Note each line where "JSON" appears, and copy it.
..............................
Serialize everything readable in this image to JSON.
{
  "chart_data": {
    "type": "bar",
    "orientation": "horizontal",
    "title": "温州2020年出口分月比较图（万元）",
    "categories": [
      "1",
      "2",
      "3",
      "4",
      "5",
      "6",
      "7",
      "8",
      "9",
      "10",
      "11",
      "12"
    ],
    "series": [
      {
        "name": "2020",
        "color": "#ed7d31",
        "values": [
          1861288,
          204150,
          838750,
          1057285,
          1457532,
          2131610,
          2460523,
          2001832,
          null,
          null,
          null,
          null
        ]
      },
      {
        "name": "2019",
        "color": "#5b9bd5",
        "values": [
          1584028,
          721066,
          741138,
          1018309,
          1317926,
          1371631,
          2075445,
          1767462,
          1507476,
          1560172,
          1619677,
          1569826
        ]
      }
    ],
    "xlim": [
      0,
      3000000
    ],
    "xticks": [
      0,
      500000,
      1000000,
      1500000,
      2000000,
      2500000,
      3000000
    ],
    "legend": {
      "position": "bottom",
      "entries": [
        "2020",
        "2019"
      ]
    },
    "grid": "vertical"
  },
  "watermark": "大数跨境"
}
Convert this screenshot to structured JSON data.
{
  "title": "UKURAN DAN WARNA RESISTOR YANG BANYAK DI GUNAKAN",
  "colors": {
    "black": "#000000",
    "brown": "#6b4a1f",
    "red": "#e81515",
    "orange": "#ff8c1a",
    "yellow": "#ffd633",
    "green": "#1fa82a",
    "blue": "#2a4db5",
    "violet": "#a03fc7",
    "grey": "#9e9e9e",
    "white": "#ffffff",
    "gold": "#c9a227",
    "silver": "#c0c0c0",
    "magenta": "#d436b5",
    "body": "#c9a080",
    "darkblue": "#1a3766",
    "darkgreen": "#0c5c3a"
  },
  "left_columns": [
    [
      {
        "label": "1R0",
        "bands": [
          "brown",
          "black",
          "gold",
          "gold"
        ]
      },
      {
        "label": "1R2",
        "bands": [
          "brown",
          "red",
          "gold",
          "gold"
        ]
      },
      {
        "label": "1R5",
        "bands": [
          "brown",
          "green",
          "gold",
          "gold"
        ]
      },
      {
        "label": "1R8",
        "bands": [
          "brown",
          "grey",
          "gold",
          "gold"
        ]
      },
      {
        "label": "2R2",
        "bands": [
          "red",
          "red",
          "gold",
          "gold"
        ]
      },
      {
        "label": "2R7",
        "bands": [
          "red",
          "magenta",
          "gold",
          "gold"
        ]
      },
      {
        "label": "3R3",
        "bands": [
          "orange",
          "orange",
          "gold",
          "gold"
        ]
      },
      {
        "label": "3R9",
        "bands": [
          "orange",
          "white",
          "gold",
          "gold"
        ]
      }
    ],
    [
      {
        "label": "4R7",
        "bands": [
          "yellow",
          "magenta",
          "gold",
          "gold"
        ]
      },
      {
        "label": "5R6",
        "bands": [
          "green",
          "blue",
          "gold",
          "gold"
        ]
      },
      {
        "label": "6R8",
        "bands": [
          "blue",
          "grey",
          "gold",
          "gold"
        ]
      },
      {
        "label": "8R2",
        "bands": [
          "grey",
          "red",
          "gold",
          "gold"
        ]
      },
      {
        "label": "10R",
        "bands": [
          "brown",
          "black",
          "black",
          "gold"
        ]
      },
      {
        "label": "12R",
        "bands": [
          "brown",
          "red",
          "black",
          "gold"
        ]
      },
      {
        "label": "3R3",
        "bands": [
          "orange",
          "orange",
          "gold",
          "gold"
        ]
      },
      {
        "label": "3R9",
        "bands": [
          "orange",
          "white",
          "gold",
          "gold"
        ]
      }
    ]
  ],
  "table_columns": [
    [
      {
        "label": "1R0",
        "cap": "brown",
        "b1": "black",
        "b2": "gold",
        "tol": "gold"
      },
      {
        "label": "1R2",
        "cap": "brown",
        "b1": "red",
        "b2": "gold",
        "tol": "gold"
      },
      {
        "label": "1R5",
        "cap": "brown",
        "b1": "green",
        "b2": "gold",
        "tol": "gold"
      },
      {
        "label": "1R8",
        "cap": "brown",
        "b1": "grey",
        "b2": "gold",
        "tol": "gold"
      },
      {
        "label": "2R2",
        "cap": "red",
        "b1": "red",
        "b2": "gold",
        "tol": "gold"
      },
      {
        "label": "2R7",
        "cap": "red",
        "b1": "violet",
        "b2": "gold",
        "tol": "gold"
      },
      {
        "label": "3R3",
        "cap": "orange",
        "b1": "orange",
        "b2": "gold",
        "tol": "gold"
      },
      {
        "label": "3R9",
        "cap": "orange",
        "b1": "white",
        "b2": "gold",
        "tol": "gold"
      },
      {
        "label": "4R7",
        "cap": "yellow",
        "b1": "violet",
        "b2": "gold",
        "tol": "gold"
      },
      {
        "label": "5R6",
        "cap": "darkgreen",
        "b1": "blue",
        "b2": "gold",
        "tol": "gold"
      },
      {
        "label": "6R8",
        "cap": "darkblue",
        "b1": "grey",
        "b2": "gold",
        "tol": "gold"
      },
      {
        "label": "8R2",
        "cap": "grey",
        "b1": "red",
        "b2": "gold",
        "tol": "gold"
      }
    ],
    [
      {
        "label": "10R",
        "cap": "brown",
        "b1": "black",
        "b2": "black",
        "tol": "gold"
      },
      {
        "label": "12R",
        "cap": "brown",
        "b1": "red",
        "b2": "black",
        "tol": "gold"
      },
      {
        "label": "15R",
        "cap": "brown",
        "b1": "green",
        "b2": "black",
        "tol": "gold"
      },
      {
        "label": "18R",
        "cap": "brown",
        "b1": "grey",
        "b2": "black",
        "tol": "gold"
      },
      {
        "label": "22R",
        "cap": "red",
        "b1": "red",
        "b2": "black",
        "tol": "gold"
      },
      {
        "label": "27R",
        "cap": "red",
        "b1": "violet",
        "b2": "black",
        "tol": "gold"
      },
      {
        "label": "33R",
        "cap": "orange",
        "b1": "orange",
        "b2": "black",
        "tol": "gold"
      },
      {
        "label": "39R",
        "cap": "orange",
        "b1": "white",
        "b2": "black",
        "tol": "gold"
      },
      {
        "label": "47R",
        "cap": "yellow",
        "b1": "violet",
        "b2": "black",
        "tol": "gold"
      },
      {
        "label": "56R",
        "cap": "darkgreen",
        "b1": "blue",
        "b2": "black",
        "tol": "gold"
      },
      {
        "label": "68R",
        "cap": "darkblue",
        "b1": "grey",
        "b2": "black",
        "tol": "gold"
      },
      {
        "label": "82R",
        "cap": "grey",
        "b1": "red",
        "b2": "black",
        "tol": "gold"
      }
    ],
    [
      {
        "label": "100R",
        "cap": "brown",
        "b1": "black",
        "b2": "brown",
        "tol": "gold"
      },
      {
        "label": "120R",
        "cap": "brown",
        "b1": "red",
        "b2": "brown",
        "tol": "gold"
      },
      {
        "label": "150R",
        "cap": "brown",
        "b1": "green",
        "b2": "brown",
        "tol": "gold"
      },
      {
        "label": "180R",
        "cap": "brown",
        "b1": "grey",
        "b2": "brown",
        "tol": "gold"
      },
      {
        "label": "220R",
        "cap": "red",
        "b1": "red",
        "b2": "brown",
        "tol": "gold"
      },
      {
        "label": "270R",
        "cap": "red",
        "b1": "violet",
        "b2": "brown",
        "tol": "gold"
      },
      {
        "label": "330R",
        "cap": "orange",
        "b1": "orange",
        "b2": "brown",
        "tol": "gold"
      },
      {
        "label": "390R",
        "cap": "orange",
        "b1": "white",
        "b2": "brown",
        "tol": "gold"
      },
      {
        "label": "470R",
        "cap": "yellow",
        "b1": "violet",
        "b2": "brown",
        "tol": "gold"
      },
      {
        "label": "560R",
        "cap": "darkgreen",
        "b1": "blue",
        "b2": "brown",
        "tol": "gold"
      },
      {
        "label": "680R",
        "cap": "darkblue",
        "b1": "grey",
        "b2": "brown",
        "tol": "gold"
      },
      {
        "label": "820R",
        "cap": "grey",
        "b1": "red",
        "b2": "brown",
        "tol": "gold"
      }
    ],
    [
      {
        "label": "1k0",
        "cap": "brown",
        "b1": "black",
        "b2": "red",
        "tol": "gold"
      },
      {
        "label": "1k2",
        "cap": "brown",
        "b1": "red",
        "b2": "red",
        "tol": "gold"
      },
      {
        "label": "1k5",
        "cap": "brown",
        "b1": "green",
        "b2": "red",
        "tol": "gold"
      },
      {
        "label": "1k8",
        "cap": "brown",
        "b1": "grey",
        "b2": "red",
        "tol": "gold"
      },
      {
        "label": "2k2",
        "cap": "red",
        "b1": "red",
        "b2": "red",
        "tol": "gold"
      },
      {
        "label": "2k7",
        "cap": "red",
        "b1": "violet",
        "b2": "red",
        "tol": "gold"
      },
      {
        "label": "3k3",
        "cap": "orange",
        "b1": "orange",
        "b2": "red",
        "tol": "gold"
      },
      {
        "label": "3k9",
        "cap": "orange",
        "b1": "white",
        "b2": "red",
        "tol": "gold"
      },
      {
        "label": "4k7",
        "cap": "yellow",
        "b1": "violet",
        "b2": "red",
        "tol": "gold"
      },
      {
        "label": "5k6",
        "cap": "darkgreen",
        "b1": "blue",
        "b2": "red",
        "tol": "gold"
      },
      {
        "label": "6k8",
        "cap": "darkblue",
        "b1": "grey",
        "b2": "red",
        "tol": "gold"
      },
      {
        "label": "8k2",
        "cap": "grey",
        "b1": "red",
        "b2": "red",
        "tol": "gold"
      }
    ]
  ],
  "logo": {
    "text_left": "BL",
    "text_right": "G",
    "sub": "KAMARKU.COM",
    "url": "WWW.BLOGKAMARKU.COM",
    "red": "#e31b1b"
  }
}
..............................
Output of the task:
Serialize everything readable in this image to JSON.
Convert this screenshot to structured JSON data.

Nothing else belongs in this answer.